(Extracted records)
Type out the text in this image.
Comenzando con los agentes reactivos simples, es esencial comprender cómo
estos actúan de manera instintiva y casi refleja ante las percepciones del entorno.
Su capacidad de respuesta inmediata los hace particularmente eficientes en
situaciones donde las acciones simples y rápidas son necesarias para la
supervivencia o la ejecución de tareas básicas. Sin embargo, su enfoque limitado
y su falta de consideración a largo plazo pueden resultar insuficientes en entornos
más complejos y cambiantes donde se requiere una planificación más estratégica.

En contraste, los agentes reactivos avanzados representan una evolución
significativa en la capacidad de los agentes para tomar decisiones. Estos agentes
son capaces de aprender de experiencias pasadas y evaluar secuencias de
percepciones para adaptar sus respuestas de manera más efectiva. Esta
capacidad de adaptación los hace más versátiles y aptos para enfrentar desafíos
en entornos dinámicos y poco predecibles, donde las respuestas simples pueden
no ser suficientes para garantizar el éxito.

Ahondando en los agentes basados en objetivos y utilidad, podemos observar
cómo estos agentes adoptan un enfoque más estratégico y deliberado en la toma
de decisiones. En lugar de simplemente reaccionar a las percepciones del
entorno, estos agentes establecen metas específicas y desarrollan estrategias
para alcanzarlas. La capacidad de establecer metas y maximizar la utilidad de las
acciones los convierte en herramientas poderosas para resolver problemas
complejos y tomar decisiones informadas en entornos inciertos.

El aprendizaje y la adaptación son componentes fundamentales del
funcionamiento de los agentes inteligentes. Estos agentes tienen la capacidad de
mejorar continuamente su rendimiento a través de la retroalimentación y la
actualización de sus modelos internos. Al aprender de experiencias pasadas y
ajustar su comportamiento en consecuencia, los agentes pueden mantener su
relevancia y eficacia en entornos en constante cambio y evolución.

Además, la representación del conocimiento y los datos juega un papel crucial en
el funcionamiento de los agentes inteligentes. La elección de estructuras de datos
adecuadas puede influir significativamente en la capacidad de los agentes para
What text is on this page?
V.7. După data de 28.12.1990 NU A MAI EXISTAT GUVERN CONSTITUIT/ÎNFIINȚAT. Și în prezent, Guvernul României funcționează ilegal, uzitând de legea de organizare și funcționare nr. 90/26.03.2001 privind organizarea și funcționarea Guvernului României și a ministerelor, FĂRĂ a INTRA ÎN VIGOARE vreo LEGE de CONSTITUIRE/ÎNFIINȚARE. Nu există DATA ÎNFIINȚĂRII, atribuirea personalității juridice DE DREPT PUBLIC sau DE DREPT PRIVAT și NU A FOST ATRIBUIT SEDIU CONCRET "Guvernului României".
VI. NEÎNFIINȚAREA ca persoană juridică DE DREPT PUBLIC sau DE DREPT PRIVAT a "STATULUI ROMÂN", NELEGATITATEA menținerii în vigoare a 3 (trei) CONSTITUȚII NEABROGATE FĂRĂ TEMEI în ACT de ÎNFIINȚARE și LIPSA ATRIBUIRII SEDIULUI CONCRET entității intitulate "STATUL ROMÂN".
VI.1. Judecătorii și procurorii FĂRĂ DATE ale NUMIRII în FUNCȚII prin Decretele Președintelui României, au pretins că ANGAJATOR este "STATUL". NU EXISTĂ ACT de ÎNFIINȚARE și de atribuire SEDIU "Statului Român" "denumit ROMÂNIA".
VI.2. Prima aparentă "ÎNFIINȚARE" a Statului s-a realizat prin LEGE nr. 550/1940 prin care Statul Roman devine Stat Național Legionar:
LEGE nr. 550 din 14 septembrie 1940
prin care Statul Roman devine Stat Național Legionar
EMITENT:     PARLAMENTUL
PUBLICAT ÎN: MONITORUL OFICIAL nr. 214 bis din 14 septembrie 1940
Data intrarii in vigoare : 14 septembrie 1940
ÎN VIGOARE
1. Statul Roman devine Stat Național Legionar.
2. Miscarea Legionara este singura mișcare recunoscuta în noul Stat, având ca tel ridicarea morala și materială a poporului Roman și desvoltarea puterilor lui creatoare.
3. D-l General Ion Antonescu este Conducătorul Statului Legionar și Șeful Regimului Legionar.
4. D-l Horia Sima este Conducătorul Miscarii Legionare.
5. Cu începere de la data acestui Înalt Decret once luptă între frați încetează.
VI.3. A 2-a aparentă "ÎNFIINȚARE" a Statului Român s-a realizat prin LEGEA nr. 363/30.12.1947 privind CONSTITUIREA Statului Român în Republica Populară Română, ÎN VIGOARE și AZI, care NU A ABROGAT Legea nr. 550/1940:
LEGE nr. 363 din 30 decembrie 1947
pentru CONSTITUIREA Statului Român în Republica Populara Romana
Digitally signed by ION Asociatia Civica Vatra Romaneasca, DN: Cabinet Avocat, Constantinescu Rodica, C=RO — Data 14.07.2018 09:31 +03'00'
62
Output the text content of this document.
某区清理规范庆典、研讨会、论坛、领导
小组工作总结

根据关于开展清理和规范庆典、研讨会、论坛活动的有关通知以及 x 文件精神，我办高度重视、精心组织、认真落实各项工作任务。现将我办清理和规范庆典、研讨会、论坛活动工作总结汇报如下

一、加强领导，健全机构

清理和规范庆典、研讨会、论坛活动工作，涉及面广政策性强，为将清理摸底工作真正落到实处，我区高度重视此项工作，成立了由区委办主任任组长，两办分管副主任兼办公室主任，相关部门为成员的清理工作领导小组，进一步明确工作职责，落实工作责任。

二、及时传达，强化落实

**Exercise description:**
Transcribe every entry word for word.

**Solution to this problem:**
Type out the text in this image.
Comenzando con los agentes reactivos simples, es esencial comprender cómo
estos actúan de manera instintiva y casi refleja ante las percepciones del entorno.
Su capacidad de respuesta inmediata los hace particularmente eficientes en
situaciones donde las acciones simples y rápidas son necesarias para la
supervivencia o la ejecución de tareas básicas. Sin embargo, su enfoque limitado
y su falta de consideración a largo plazo pueden resultar insuficientes en entornos
más complejos y cambiantes donde se requiere una planificación más estratégica.

En contraste, los agentes reactivos avanzados representan una evolución
significativa en la capacidad de los agentes para tomar decisiones. Estos agentes
son capaces de aprender de experiencias pasadas y evaluar secuencias de
percepciones para adaptar sus respuestas de manera más efectiva. Esta
capacidad de adaptación los hace más versátiles y aptos para enfrentar desafíos
en entornos dinámicos y poco predecibles, donde las respuestas simples pueden
no ser suficientes para garantizar el éxito.

Ahondando en los agentes basados en objetivos y utilidad, podemos observar
cómo estos agentes adoptan un enfoque más estratégico y deliberado en la toma
de decisiones. En lugar de simplemente reaccionar a las percepciones del
entorno, estos agentes establecen metas específicas y desarrollan estrategias
para alcanzarlas. La capacidad de establecer metas y maximizar la utilidad de las
acciones los convierte en herramientas poderosas para resolver problemas
complejos y tomar decisiones informadas en entornos inciertos.

El aprendizaje y la adaptación son componentes fundamentales del
funcionamiento de los agentes inteligentes. Estos agentes tienen la capacidad de
mejorar continuamente su rendimiento a través de la retroalimentación y la
actualización de sus modelos internos. Al aprender de experiencias pasadas y
ajustar su comportamiento en consecuencia, los agentes pueden mantener su
relevancia y eficacia en entornos en constante cambio y evolución.

Además, la representación del conocimiento y los datos juega un papel crucial en
el funcionamiento de los agentes inteligentes. La elección de estructuras de datos
adecuadas puede influir significativamente en la capacidad de los agentes para
What text is on this page?
V.7. După data de 28.12.1990 NU A MAI EXISTAT GUVERN CONSTITUIT/ÎNFIINȚAT. Și în prezent, Guvernul României funcționează ilegal, uzitând de legea de organizare și funcționare nr. 90/26.03.2001 privind organizarea și funcționarea Guvernului României și a ministerelor, FĂRĂ a INTRA ÎN VIGOARE vreo LEGE de CONSTITUIRE/ÎNFIINȚARE. Nu există DATA ÎNFIINȚĂRII, atribuirea personalității juridice DE DREPT PUBLIC sau DE DREPT PRIVAT și NU A FOST ATRIBUIT SEDIU CONCRET "Guvernului României".
VI. NEÎNFIINȚAREA ca persoană juridică DE DREPT PUBLIC sau DE DREPT PRIVAT a "STATULUI ROMÂN", NELEGATITATEA menținerii în vigoare a 3 (trei) CONSTITUȚII NEABROGATE FĂRĂ TEMEI în ACT de ÎNFIINȚARE și LIPSA ATRIBUIRII SEDIULUI CONCRET entității intitulate "STATUL ROMÂN".
VI.1. Judecătorii și procurorii FĂRĂ DATE ale NUMIRII în FUNCȚII prin Decretele Președintelui României, au pretins că ANGAJATOR este "STATUL". NU EXISTĂ ACT de ÎNFIINȚARE și de atribuire SEDIU "Statului Român" "denumit ROMÂNIA".
VI.2. Prima aparentă "ÎNFIINȚARE" a Statului s-a realizat prin LEGE nr. 550/1940 prin care Statul Roman devine Stat Național Legionar:
LEGE nr. 550 din 14 septembrie 1940
prin care Statul Roman devine Stat Național Legionar
EMITENT:     PARLAMENTUL
PUBLICAT ÎN: MONITORUL OFICIAL nr. 214 bis din 14 septembrie 1940
Data intrarii in vigoare : 14 septembrie 1940
ÎN VIGOARE
1. Statul Roman devine Stat Național Legionar.
2. Miscarea Legionara este singura mișcare recunoscuta în noul Stat, având ca tel ridicarea morala și materială a poporului Roman și desvoltarea puterilor lui creatoare.
3. D-l General Ion Antonescu este Conducătorul Statului Legionar și Șeful Regimului Legionar.
4. D-l Horia Sima este Conducătorul Miscarii Legionare.
5. Cu începere de la data acestui Înalt Decret once luptă între frați încetează.
VI.3. A 2-a aparentă "ÎNFIINȚARE" a Statului Român s-a realizat prin LEGEA nr. 363/30.12.1947 privind CONSTITUIREA Statului Român în Republica Populară Română, ÎN VIGOARE și AZI, care NU A ABROGAT Legea nr. 550/1940:
LEGE nr. 363 din 30 decembrie 1947
pentru CONSTITUIREA Statului Român în Republica Populara Romana
Digitally signed by ION Asociatia Civica Vatra Romaneasca, DN: Cabinet Avocat, Constantinescu Rodica, C=RO — Data 14.07.2018 09:31 +03'00'
62
Output the text content of this document.
某区清理规范庆典、研讨会、论坛、领导
小组工作总结

根据关于开展清理和规范庆典、研讨会、论坛活动的有关通知以及 x 文件精神，我办高度重视、精心组织、认真落实各项工作任务。现将我办清理和规范庆典、研讨会、论坛活动工作总结汇报如下

一、加强领导，健全机构

清理和规范庆典、研讨会、论坛活动工作，涉及面广政策性强，为将清理摸底工作真正落到实处，我区高度重视此项工作，成立了由区委办主任任组长，两办分管副主任兼办公室主任，相关部门为成员的清理工作领导小组，进一步明确工作职责，落实工作责任。

二、及时传达，强化落实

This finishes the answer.